▸ **Recorded information**:

◇ ◇ ◇ ◇

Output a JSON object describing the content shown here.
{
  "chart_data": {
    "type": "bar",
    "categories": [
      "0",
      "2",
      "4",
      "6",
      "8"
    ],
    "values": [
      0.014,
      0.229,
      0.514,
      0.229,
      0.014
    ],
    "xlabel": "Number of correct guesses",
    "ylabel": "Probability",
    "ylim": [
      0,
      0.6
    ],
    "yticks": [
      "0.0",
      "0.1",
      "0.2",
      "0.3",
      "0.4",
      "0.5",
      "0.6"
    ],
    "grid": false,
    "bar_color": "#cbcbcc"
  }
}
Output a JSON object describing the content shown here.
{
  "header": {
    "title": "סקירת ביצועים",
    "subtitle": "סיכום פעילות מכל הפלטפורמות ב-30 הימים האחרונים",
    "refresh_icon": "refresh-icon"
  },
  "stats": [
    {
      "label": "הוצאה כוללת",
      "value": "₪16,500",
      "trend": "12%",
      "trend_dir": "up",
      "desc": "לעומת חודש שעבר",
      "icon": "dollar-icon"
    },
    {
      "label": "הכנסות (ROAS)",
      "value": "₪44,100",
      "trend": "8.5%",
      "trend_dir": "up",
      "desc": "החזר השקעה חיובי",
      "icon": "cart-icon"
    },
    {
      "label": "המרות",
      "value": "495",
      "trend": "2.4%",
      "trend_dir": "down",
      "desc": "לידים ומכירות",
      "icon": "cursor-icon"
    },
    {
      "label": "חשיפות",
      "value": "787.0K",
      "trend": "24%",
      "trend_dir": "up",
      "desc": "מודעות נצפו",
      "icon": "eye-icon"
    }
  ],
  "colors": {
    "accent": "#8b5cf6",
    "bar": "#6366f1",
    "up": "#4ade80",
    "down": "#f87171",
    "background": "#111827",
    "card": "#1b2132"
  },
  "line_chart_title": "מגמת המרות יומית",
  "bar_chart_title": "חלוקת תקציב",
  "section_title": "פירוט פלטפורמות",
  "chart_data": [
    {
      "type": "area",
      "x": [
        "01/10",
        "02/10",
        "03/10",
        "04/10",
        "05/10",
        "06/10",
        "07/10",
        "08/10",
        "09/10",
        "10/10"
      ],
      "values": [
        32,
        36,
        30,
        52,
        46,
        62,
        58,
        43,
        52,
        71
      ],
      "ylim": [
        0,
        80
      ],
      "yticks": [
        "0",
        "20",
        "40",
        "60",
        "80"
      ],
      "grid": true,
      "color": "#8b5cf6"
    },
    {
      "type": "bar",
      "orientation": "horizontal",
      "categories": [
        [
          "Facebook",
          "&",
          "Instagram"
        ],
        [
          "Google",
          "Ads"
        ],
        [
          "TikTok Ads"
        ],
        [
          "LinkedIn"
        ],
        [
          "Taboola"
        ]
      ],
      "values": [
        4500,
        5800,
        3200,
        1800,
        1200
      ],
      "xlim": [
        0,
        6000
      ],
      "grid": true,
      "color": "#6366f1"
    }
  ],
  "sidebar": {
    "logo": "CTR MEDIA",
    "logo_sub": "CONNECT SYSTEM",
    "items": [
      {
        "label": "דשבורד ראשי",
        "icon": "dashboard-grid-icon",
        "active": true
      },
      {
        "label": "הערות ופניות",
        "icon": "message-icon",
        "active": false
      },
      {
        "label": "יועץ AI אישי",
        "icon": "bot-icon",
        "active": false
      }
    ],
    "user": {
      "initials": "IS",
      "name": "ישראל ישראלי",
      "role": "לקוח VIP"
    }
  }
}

◇ ◇ ◇ ◇

▸ **Task objective**: Give only the count of lines in this material that contain the string "icon".

▸ **Output for this exercise**: 8